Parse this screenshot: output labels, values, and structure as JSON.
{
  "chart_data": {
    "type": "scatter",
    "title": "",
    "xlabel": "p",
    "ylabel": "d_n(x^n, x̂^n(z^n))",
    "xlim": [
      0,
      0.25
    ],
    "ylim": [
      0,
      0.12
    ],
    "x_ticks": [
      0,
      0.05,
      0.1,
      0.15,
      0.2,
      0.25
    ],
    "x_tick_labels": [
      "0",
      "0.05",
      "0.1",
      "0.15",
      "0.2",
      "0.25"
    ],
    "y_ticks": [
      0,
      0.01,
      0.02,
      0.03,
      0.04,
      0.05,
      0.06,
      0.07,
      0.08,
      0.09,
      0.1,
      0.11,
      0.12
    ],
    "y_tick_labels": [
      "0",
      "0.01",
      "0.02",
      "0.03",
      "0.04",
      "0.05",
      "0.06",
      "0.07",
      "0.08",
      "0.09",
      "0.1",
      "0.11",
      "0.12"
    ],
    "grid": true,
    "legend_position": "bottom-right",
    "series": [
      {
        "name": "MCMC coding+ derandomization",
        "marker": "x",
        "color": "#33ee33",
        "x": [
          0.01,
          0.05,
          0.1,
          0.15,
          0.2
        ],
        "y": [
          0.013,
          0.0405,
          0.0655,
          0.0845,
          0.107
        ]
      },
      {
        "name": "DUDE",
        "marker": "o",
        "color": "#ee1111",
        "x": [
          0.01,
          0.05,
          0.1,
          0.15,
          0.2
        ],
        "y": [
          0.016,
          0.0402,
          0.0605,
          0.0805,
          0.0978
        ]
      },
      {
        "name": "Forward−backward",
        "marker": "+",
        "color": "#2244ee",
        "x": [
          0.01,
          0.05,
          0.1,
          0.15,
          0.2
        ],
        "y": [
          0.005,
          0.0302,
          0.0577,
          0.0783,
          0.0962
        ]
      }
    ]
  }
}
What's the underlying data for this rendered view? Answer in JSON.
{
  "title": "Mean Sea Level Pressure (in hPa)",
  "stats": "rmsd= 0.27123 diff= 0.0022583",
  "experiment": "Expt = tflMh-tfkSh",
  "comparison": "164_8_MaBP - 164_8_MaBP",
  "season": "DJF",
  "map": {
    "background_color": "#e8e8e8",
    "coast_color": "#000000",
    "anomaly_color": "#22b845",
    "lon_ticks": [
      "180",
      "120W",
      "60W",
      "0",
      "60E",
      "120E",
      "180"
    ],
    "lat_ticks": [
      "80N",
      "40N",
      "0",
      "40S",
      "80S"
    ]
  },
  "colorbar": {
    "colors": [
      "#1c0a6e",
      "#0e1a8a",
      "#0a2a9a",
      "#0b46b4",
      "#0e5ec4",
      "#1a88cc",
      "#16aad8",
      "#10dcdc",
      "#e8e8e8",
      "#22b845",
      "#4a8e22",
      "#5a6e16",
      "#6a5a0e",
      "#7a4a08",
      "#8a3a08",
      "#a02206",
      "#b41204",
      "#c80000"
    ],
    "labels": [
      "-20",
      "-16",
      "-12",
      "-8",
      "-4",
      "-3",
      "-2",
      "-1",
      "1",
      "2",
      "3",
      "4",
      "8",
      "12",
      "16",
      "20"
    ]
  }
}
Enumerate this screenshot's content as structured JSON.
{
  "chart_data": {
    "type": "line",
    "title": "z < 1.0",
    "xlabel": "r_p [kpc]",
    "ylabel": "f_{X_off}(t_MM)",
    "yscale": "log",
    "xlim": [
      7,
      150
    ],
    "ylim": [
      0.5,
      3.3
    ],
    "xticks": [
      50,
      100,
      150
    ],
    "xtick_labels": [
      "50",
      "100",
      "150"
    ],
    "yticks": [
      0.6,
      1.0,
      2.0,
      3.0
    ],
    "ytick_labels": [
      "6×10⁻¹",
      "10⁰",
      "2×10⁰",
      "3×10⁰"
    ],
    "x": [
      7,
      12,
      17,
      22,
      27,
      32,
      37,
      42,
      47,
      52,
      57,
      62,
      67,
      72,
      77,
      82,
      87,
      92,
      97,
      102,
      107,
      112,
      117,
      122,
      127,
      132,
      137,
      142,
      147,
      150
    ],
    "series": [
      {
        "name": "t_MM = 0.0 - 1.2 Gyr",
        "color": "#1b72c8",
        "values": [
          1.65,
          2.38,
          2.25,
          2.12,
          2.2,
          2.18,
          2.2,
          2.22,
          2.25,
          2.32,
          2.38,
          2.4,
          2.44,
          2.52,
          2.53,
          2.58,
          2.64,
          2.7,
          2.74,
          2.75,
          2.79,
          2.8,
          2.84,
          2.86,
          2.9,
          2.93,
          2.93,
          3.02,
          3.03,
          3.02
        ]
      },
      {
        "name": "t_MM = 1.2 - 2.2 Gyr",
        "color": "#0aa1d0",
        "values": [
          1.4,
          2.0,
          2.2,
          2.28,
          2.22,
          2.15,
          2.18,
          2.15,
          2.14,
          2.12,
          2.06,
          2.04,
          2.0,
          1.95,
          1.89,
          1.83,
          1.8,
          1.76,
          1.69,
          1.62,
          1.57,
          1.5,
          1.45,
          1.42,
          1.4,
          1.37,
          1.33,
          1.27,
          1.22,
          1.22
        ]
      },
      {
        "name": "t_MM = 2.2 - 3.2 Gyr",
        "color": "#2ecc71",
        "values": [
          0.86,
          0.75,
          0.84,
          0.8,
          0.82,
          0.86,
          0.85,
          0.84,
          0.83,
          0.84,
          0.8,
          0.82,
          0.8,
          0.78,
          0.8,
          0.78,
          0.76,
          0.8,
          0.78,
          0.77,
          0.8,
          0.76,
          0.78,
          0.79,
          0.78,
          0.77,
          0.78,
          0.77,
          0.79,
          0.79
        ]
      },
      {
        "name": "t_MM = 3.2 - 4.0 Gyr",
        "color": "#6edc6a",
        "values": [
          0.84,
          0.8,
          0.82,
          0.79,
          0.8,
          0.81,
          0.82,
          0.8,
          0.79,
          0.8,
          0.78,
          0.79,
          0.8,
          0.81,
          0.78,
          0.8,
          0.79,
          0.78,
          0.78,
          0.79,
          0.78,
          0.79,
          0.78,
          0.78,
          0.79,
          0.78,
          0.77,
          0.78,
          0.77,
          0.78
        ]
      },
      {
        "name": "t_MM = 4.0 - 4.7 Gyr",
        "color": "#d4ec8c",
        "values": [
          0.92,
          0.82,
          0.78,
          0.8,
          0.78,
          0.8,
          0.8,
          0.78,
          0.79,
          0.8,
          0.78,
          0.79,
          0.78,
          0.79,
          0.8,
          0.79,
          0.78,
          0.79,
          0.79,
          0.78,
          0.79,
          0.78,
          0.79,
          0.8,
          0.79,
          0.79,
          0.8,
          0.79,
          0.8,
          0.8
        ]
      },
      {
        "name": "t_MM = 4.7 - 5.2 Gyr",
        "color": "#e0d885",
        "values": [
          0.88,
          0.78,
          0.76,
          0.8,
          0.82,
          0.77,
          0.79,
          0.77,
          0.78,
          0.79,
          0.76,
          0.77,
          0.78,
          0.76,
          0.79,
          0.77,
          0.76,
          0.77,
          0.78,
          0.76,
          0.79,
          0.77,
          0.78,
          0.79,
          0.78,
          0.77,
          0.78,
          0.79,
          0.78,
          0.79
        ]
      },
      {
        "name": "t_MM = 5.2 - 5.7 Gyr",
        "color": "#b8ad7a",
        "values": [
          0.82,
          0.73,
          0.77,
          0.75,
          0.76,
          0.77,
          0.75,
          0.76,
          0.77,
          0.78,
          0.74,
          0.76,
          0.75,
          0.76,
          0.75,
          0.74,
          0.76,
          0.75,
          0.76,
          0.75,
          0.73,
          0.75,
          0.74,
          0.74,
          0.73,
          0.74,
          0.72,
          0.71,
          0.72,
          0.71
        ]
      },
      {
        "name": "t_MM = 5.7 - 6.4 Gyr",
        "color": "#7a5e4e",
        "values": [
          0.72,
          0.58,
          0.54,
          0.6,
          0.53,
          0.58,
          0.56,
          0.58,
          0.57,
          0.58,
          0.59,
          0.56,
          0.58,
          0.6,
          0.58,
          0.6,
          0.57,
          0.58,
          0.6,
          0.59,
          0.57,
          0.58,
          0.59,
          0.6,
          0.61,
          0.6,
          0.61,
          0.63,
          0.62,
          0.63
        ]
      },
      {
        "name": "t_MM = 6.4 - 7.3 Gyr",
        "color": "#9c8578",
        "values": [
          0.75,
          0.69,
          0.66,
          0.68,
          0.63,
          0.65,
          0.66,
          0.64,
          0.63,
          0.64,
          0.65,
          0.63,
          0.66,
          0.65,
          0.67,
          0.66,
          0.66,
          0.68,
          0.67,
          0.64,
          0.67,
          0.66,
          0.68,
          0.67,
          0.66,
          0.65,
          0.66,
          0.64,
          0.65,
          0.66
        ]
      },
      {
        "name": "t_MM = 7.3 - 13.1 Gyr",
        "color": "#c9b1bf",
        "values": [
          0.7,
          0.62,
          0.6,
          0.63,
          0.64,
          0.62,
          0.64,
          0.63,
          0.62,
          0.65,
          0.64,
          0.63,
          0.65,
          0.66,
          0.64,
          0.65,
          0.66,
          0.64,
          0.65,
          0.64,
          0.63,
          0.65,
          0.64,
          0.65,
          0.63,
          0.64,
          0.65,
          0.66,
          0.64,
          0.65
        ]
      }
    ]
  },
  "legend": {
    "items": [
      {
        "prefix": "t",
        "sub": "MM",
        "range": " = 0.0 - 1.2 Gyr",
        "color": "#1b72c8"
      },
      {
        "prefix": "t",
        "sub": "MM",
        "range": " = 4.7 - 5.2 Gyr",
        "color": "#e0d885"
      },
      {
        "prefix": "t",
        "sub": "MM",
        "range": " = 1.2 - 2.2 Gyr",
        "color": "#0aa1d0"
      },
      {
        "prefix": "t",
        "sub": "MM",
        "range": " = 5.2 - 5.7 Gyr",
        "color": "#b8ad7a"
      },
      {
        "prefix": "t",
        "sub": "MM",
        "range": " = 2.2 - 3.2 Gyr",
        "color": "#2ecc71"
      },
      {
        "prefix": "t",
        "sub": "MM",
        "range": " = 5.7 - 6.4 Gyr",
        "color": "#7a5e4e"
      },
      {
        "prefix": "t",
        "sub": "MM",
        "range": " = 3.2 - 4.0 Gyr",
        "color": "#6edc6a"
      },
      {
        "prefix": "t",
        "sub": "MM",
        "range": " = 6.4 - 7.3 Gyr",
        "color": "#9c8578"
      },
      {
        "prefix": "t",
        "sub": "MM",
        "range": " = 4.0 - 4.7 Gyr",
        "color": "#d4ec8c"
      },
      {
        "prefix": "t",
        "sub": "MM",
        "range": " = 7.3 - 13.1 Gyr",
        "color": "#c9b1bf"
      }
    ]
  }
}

* **Aim of the exercise**
Search the entries for the word "title", then gather every line that has it.

* **The response**
    "title": "",
  "title": "Mean Sea Level Pressure (in hPa)",
    "title": "z < 1.0",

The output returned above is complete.